• Do this
Extract the full set of records, then give each one again exactly.

------ Supplied material ------

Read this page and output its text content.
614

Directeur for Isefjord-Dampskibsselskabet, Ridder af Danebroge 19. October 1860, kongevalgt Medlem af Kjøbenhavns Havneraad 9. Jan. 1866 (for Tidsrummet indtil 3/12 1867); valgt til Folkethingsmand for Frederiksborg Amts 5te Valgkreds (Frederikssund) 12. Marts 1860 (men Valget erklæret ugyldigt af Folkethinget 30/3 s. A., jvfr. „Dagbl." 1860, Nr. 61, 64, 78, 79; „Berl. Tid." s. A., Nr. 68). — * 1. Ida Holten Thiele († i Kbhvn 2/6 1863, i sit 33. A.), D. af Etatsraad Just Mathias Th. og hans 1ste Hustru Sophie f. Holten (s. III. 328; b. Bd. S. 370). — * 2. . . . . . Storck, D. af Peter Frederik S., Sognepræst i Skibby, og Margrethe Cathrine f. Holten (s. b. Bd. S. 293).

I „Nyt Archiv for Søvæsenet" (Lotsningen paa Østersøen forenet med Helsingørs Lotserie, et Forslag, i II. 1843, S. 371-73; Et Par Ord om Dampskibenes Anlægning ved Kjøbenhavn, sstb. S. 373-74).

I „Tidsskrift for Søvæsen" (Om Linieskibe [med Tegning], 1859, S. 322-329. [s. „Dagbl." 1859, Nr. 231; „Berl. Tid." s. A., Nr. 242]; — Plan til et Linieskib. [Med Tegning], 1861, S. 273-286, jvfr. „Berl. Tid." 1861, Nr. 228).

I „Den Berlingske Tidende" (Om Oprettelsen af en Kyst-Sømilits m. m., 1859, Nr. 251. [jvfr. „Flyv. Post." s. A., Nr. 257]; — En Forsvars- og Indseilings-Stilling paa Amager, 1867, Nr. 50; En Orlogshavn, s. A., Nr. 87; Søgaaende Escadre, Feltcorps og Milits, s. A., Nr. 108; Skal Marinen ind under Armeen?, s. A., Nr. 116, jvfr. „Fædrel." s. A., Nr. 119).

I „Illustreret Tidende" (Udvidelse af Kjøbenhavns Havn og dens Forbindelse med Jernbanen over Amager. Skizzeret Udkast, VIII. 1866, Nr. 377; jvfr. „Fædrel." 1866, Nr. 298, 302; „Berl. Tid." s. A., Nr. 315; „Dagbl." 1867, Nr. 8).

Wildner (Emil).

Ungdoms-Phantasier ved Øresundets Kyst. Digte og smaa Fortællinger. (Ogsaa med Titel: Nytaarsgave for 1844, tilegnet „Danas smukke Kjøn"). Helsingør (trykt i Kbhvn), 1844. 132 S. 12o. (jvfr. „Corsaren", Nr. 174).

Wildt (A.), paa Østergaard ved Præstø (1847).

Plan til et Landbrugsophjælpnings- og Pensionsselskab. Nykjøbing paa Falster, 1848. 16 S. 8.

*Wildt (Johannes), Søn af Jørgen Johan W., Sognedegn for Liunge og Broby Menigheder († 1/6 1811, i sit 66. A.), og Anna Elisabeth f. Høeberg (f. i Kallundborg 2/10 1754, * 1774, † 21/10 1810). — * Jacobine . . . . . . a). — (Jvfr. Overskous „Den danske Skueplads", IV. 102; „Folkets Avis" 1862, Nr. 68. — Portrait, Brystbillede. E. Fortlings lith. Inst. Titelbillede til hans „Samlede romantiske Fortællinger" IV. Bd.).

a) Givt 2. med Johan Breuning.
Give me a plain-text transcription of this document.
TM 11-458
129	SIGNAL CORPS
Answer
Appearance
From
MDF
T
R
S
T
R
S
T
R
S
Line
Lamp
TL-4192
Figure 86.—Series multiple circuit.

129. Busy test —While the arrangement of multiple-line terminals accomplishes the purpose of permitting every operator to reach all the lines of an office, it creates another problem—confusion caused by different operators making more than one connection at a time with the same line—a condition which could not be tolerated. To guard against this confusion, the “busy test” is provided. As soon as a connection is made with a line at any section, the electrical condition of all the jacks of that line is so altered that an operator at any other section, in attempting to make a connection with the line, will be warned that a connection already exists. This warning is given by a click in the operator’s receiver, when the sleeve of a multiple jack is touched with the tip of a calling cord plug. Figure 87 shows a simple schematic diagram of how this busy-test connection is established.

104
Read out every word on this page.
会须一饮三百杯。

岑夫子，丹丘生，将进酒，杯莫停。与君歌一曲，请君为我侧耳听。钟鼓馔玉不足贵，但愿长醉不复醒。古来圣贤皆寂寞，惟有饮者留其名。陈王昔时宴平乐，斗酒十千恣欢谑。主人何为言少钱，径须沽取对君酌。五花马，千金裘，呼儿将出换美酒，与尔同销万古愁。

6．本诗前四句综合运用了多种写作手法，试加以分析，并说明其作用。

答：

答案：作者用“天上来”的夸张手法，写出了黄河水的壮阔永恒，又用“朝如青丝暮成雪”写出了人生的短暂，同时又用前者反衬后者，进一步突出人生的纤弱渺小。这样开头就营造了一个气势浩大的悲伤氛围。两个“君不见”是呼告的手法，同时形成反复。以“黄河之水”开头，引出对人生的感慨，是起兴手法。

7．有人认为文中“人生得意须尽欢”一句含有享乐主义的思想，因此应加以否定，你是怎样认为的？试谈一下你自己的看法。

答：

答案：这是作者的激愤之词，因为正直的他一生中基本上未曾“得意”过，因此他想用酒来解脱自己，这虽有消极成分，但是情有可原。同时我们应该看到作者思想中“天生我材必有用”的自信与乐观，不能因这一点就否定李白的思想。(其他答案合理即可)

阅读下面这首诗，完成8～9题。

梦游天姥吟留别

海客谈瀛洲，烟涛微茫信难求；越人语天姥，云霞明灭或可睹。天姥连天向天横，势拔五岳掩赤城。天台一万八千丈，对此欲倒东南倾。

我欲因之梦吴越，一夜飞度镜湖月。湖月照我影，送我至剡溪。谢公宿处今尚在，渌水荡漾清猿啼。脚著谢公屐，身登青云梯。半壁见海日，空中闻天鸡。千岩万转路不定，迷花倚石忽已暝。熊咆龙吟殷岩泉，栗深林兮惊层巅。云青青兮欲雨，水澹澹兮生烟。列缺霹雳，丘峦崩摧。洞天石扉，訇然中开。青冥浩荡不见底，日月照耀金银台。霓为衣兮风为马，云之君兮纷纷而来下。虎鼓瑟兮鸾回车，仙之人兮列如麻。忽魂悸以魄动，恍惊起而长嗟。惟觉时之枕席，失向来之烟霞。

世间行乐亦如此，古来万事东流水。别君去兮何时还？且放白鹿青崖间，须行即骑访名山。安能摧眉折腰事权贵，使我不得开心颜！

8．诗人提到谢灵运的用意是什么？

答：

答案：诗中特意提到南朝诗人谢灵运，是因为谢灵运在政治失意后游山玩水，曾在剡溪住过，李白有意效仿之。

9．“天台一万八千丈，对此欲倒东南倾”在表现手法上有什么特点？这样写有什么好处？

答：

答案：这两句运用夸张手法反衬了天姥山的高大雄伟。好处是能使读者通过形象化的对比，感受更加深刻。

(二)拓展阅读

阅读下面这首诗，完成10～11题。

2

------

• Task answer
Read this page and output its text content.
614

Directeur for Isefjord-Dampskibsselskabet, Ridder af Danebroge 19. October 1860, kongevalgt Medlem af Kjøbenhavns Havneraad 9. Jan. 1866 (for Tidsrummet indtil 3/12 1867); valgt til Folkethingsmand for Frederiksborg Amts 5te Valgkreds (Frederikssund) 12. Marts 1860 (men Valget erklæret ugyldigt af Folkethinget 30/3 s. A., jvfr. „Dagbl." 1860, Nr. 61, 64, 78, 79; „Berl. Tid." s. A., Nr. 68). — * 1. Ida Holten Thiele († i Kbhvn 2/6 1863, i sit 33. A.), D. af Etatsraad Just Mathias Th. og hans 1ste Hustru Sophie f. Holten (s. III. 328; b. Bd. S. 370). — * 2. . . . . . Storck, D. af Peter Frederik S., Sognepræst i Skibby, og Margrethe Cathrine f. Holten (s. b. Bd. S. 293).

I „Nyt Archiv for Søvæsenet" (Lotsningen paa Østersøen forenet med Helsingørs Lotserie, et Forslag, i II. 1843, S. 371-73; Et Par Ord om Dampskibenes Anlægning ved Kjøbenhavn, sstb. S. 373-74).

I „Tidsskrift for Søvæsen" (Om Linieskibe [med Tegning], 1859, S. 322-329. [s. „Dagbl." 1859, Nr. 231; „Berl. Tid." s. A., Nr. 242]; — Plan til et Linieskib. [Med Tegning], 1861, S. 273-286, jvfr. „Berl. Tid." 1861, Nr. 228).

I „Den Berlingske Tidende" (Om Oprettelsen af en Kyst-Sømilits m. m., 1859, Nr. 251. [jvfr. „Flyv. Post." s. A., Nr. 257]; — En Forsvars- og Indseilings-Stilling paa Amager, 1867, Nr. 50; En Orlogshavn, s. A., Nr. 87; Søgaaende Escadre, Feltcorps og Milits, s. A., Nr. 108; Skal Marinen ind under Armeen?, s. A., Nr. 116, jvfr. „Fædrel." s. A., Nr. 119).

I „Illustreret Tidende" (Udvidelse af Kjøbenhavns Havn og dens Forbindelse med Jernbanen over Amager. Skizzeret Udkast, VIII. 1866, Nr. 377; jvfr. „Fædrel." 1866, Nr. 298, 302; „Berl. Tid." s. A., Nr. 315; „Dagbl." 1867, Nr. 8).

Wildner (Emil).

Ungdoms-Phantasier ved Øresundets Kyst. Digte og smaa Fortællinger. (Ogsaa med Titel: Nytaarsgave for 1844, tilegnet „Danas smukke Kjøn"). Helsingør (trykt i Kbhvn), 1844. 132 S. 12o. (jvfr. „Corsaren", Nr. 174).

Wildt (A.), paa Østergaard ved Præstø (1847).

Plan til et Landbrugsophjælpnings- og Pensionsselskab. Nykjøbing paa Falster, 1848. 16 S. 8.

*Wildt (Johannes), Søn af Jørgen Johan W., Sognedegn for Liunge og Broby Menigheder († 1/6 1811, i sit 66. A.), og Anna Elisabeth f. Høeberg (f. i Kallundborg 2/10 1754, * 1774, † 21/10 1810). — * Jacobine . . . . . . a). — (Jvfr. Overskous „Den danske Skueplads", IV. 102; „Folkets Avis" 1862, Nr. 68. — Portrait, Brystbillede. E. Fortlings lith. Inst. Titelbillede til hans „Samlede romantiske Fortællinger" IV. Bd.).

a) Givt 2. med Johan Breuning.
Give me a plain-text transcription of this document.
TM 11-458
129	SIGNAL CORPS
Answer
Appearance
From
MDF
T
R
S
T
R
S
T
R
S
Line
Lamp
TL-4192
Figure 86.—Series multiple circuit.

129. Busy test —While the arrangement of multiple-line terminals accomplishes the purpose of permitting every operator to reach all the lines of an office, it creates another problem—confusion caused by different operators making more than one connection at a time with the same line—a condition which could not be tolerated. To guard against this confusion, the “busy test” is provided. As soon as a connection is made with a line at any section, the electrical condition of all the jacks of that line is so altered that an operator at any other section, in attempting to make a connection with the line, will be warned that a connection already exists. This warning is given by a click in the operator’s receiver, when the sleeve of a multiple jack is touched with the tip of a calling cord plug. Figure 87 shows a simple schematic diagram of how this busy-test connection is established.

104
Read out every word on this page.
会须一饮三百杯。

岑夫子，丹丘生，将进酒，杯莫停。与君歌一曲，请君为我侧耳听。钟鼓馔玉不足贵，但愿长醉不复醒。古来圣贤皆寂寞，惟有饮者留其名。陈王昔时宴平乐，斗酒十千恣欢谑。主人何为言少钱，径须沽取对君酌。五花马，千金裘，呼儿将出换美酒，与尔同销万古愁。

6．本诗前四句综合运用了多种写作手法，试加以分析，并说明其作用。

答：

答案：作者用“天上来”的夸张手法，写出了黄河水的壮阔永恒，又用“朝如青丝暮成雪”写出了人生的短暂，同时又用前者反衬后者，进一步突出人生的纤弱渺小。这样开头就营造了一个气势浩大的悲伤氛围。两个“君不见”是呼告的手法，同时形成反复。以“黄河之水”开头，引出对人生的感慨，是起兴手法。

7．有人认为文中“人生得意须尽欢”一句含有享乐主义的思想，因此应加以否定，你是怎样认为的？试谈一下你自己的看法。

答：

答案：这是作者的激愤之词，因为正直的他一生中基本上未曾“得意”过，因此他想用酒来解脱自己，这虽有消极成分，但是情有可原。同时我们应该看到作者思想中“天生我材必有用”的自信与乐观，不能因这一点就否定李白的思想。(其他答案合理即可)

阅读下面这首诗，完成8～9题。

梦游天姥吟留别

海客谈瀛洲，烟涛微茫信难求；越人语天姥，云霞明灭或可睹。天姥连天向天横，势拔五岳掩赤城。天台一万八千丈，对此欲倒东南倾。

我欲因之梦吴越，一夜飞度镜湖月。湖月照我影，送我至剡溪。谢公宿处今尚在，渌水荡漾清猿啼。脚著谢公屐，身登青云梯。半壁见海日，空中闻天鸡。千岩万转路不定，迷花倚石忽已暝。熊咆龙吟殷岩泉，栗深林兮惊层巅。云青青兮欲雨，水澹澹兮生烟。列缺霹雳，丘峦崩摧。洞天石扉，訇然中开。青冥浩荡不见底，日月照耀金银台。霓为衣兮风为马，云之君兮纷纷而来下。虎鼓瑟兮鸾回车，仙之人兮列如麻。忽魂悸以魄动，恍惊起而长嗟。惟觉时之枕席，失向来之烟霞。

世间行乐亦如此，古来万事东流水。别君去兮何时还？且放白鹿青崖间，须行即骑访名山。安能摧眉折腰事权贵，使我不得开心颜！

8．诗人提到谢灵运的用意是什么？

答：

答案：诗中特意提到南朝诗人谢灵运，是因为谢灵运在政治失意后游山玩水，曾在剡溪住过，李白有意效仿之。

9．“天台一万八千丈，对此欲倒东南倾”在表现手法上有什么特点？这样写有什么好处？

答：

答案：这两句运用夸张手法反衬了天姥山的高大雄伟。好处是能使读者通过形象化的对比，感受更加深刻。

(二)拓展阅读

阅读下面这首诗，完成10～11题。

2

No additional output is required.